## Begin

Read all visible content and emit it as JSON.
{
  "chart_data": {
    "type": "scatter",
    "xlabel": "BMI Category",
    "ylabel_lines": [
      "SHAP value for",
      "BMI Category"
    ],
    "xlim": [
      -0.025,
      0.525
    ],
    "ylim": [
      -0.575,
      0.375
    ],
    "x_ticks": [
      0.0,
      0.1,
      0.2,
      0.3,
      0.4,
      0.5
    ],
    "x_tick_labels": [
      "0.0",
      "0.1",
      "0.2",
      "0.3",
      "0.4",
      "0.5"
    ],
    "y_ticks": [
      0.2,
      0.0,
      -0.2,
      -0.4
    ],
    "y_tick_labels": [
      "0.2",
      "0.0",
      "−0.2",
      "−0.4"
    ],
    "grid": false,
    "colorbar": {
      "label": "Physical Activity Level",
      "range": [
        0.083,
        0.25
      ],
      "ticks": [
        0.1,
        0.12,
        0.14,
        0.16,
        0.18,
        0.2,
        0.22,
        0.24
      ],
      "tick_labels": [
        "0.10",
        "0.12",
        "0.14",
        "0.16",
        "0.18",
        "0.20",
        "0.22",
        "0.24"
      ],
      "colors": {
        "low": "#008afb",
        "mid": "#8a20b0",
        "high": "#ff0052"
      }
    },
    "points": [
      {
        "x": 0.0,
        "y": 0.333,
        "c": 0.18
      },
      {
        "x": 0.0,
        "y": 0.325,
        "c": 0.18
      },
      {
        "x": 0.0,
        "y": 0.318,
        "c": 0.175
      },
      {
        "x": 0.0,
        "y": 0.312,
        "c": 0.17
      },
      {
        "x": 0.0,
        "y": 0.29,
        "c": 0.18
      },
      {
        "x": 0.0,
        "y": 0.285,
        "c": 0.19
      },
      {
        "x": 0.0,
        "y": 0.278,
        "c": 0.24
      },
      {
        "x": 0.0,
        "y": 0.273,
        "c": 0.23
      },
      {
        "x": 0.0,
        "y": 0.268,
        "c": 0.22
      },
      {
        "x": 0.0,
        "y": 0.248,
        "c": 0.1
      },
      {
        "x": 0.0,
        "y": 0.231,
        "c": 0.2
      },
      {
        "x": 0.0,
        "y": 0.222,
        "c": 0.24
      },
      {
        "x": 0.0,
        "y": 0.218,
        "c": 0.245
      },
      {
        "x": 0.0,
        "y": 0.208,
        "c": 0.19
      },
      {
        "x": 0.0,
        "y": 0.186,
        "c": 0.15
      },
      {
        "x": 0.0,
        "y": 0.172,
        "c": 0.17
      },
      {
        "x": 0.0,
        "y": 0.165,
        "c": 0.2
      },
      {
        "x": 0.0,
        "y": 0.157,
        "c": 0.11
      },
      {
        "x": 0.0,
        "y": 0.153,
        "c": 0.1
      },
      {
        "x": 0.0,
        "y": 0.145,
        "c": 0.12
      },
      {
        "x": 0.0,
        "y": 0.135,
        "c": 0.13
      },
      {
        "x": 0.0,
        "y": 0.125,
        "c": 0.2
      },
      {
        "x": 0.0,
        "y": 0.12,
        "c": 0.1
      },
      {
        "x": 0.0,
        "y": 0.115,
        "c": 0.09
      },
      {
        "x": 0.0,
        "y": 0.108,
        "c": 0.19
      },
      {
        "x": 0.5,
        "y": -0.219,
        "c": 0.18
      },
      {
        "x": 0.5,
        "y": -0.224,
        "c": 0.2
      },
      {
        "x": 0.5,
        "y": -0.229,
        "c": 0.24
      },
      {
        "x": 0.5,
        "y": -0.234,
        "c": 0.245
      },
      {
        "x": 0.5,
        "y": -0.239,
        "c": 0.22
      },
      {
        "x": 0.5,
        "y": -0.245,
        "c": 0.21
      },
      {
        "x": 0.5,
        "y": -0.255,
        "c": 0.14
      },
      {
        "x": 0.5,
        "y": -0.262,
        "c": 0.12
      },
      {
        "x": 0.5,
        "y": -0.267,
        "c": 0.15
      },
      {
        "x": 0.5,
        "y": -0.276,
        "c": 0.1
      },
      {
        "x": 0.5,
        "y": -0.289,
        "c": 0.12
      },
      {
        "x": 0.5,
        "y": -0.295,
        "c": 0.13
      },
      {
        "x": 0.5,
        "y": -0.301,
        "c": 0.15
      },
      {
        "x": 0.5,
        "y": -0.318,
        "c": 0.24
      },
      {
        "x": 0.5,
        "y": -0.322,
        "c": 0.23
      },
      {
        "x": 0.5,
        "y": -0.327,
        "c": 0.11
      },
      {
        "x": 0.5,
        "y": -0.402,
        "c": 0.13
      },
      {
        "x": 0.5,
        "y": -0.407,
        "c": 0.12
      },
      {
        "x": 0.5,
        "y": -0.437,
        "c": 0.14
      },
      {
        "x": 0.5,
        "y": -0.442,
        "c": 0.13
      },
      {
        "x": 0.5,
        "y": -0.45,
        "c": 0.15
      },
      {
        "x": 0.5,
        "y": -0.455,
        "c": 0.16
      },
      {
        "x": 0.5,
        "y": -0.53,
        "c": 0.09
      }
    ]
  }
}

## End

**Exercise**
Write every line of the material above again, exactly.

**Solution**
Read all visible content and emit it as JSON.
{
  "chart_data": {
    "type": "scatter",
    "xlabel": "BMI Category",
    "ylabel_lines": [
      "SHAP value for",
      "BMI Category"
    ],
    "xlim": [
      -0.025,
      0.525
    ],
    "ylim": [
      -0.575,
      0.375
    ],
    "x_ticks": [
      0.0,
      0.1,
      0.2,
      0.3,
      0.4,
      0.5
    ],
    "x_tick_labels": [
      "0.0",
      "0.1",
      "0.2",
      "0.3",
      "0.4",
      "0.5"
    ],
    "y_ticks": [
      0.2,
      0.0,
      -0.2,
      -0.4
    ],
    "y_tick_labels": [
      "0.2",
      "0.0",
      "−0.2",
      "−0.4"
    ],
    "grid": false,
    "colorbar": {
      "label": "Physical Activity Level",
      "range": [
        0.083,
        0.25
      ],
      "ticks": [
        0.1,
        0.12,
        0.14,
        0.16,
        0.18,
        0.2,
        0.22,
        0.24
      ],
      "tick_labels": [
        "0.10",
        "0.12",
        "0.14",
        "0.16",
        "0.18",
        "0.20",
        "0.22",
        "0.24"
      ],
      "colors": {
        "low": "#008afb",
        "mid": "#8a20b0",
        "high": "#ff0052"
      }
    },
    "points": [
      {
        "x": 0.0,
        "y": 0.333,
        "c": 0.18
      },
      {
        "x": 0.0,
        "y": 0.325,
        "c": 0.18
      },
      {
        "x": 0.0,
        "y": 0.318,
        "c": 0.175
      },
      {
        "x": 0.0,
        "y": 0.312,
        "c": 0.17
      },
      {
        "x": 0.0,
        "y": 0.29,
        "c": 0.18
      },
      {
        "x": 0.0,
        "y": 0.285,
        "c": 0.19
      },
      {
        "x": 0.0,
        "y": 0.278,
        "c": 0.24
      },
      {
        "x": 0.0,
        "y": 0.273,
        "c": 0.23
      },
      {
        "x": 0.0,
        "y": 0.268,
        "c": 0.22
      },
      {
        "x": 0.0,
        "y": 0.248,
        "c": 0.1
      },
      {
        "x": 0.0,
        "y": 0.231,
        "c": 0.2
      },
      {
        "x": 0.0,
        "y": 0.222,
        "c": 0.24
      },
      {
        "x": 0.0,
        "y": 0.218,
        "c": 0.245
      },
      {
        "x": 0.0,
        "y": 0.208,
        "c": 0.19
      },
      {
        "x": 0.0,
        "y": 0.186,
        "c": 0.15
      },
      {
        "x": 0.0,
        "y": 0.172,
        "c": 0.17
      },
      {
        "x": 0.0,
        "y": 0.165,
        "c": 0.2
      },
      {
        "x": 0.0,
        "y": 0.157,
        "c": 0.11
      },
      {
        "x": 0.0,
        "y": 0.153,
        "c": 0.1
      },
      {
        "x": 0.0,
        "y": 0.145,
        "c": 0.12
      },
      {
        "x": 0.0,
        "y": 0.135,
        "c": 0.13
      },
      {
        "x": 0.0,
        "y": 0.125,
        "c": 0.2
      },
      {
        "x": 0.0,
        "y": 0.12,
        "c": 0.1
      },
      {
        "x": 0.0,
        "y": 0.115,
        "c": 0.09
      },
      {
        "x": 0.0,
        "y": 0.108,
        "c": 0.19
      },
      {
        "x": 0.5,
        "y": -0.219,
        "c": 0.18
      },
      {
        "x": 0.5,
        "y": -0.224,
        "c": 0.2
      },
      {
        "x": 0.5,
        "y": -0.229,
        "c": 0.24
      },
      {
        "x": 0.5,
        "y": -0.234,
        "c": 0.245
      },
      {
        "x": 0.5,
        "y": -0.239,
        "c": 0.22
      },
      {
        "x": 0.5,
        "y": -0.245,
        "c": 0.21
      },
      {
        "x": 0.5,
        "y": -0.255,
        "c": 0.14
      },
      {
        "x": 0.5,
        "y": -0.262,
        "c": 0.12
      },
      {
        "x": 0.5,
        "y": -0.267,
        "c": 0.15
      },
      {
        "x": 0.5,
        "y": -0.276,
        "c": 0.1
      },
      {
        "x": 0.5,
        "y": -0.289,
        "c": 0.12
      },
      {
        "x": 0.5,
        "y": -0.295,
        "c": 0.13
      },
      {
        "x": 0.5,
        "y": -0.301,
        "c": 0.15
      },
      {
        "x": 0.5,
        "y": -0.318,
        "c": 0.24
      },
      {
        "x": 0.5,
        "y": -0.322,
        "c": 0.23
      },
      {
        "x": 0.5,
        "y": -0.327,
        "c": 0.11
      },
      {
        "x": 0.5,
        "y": -0.402,
        "c": 0.13
      },
      {
        "x": 0.5,
        "y": -0.407,
        "c": 0.12
      },
      {
        "x": 0.5,
        "y": -0.437,
        "c": 0.14
      },
      {
        "x": 0.5,
        "y": -0.442,
        "c": 0.13
      },
      {
        "x": 0.5,
        "y": -0.45,
        "c": 0.15
      },
      {
        "x": 0.5,
        "y": -0.455,
        "c": 0.16
      },
      {
        "x": 0.5,
        "y": -0.53,
        "c": 0.09
      }
    ]
  }
}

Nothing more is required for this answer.